>> start
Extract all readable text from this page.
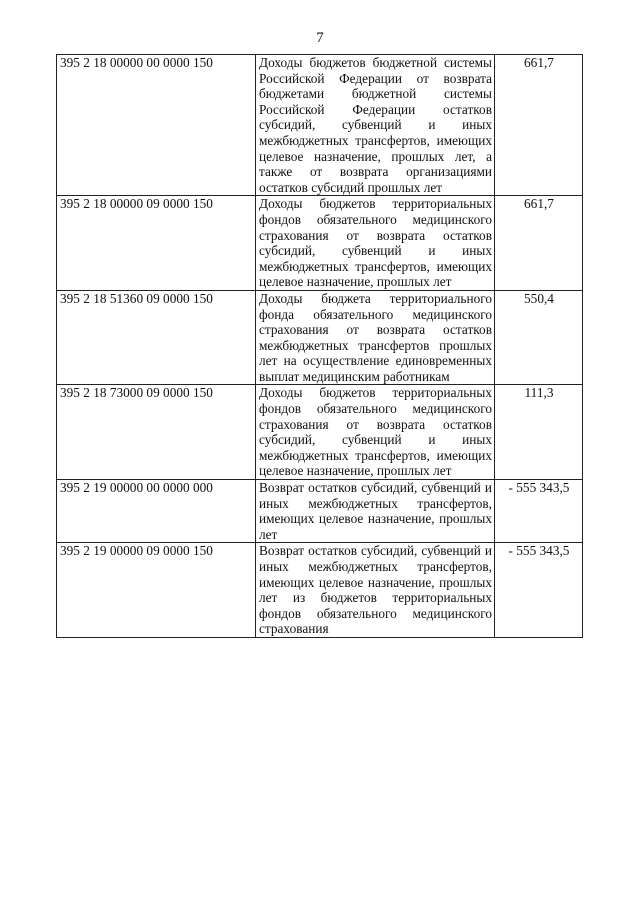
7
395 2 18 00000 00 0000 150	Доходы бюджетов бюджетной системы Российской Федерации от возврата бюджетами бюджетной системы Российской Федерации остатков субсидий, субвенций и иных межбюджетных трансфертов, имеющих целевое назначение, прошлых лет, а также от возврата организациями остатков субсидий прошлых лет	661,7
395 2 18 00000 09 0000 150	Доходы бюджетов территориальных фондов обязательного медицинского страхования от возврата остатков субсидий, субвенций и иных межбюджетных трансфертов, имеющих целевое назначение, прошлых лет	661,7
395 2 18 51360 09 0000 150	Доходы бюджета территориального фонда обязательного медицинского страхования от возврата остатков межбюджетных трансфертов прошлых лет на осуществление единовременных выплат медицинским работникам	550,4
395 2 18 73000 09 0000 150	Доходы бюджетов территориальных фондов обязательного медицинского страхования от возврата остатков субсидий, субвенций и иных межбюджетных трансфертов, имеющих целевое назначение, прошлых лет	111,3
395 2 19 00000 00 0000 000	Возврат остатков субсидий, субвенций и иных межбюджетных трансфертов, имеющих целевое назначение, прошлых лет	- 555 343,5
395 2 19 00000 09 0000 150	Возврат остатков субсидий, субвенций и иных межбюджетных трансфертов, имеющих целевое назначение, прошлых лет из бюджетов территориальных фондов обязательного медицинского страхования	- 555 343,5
>> end
>> start
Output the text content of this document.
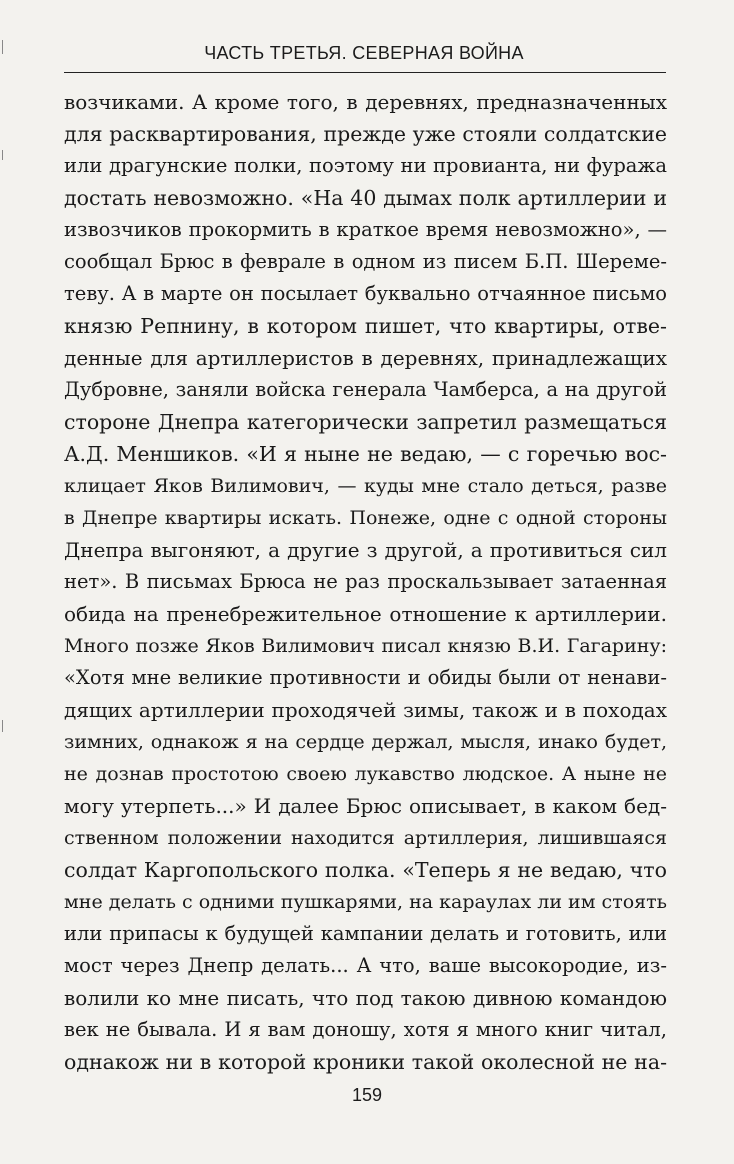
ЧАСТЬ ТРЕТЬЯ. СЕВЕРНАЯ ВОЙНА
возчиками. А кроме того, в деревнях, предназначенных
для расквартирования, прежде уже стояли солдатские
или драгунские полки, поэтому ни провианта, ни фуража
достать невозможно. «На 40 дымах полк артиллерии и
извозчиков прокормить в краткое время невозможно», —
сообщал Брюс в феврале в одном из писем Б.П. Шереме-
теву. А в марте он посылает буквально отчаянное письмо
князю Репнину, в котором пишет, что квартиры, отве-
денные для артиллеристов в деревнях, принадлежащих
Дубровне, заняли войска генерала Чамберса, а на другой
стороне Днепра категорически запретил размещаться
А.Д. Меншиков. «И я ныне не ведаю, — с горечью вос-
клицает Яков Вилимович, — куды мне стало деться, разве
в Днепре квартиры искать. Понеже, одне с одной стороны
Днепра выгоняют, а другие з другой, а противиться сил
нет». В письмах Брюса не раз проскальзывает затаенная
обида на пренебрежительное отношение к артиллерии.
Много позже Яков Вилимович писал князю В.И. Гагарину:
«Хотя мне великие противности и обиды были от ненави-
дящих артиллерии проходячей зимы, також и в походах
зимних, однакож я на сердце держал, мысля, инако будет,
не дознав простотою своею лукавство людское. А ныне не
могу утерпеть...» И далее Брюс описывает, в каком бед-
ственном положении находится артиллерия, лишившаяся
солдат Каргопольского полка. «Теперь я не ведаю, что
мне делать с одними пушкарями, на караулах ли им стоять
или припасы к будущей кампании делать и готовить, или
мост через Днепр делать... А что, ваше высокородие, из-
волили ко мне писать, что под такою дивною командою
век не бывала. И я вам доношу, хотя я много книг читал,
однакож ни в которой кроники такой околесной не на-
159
>> end
(Problem requirements) Report back each line of the entries that holds the string "this".

(Task solution)
Extract all readable text from this page.
Output the text content of this document.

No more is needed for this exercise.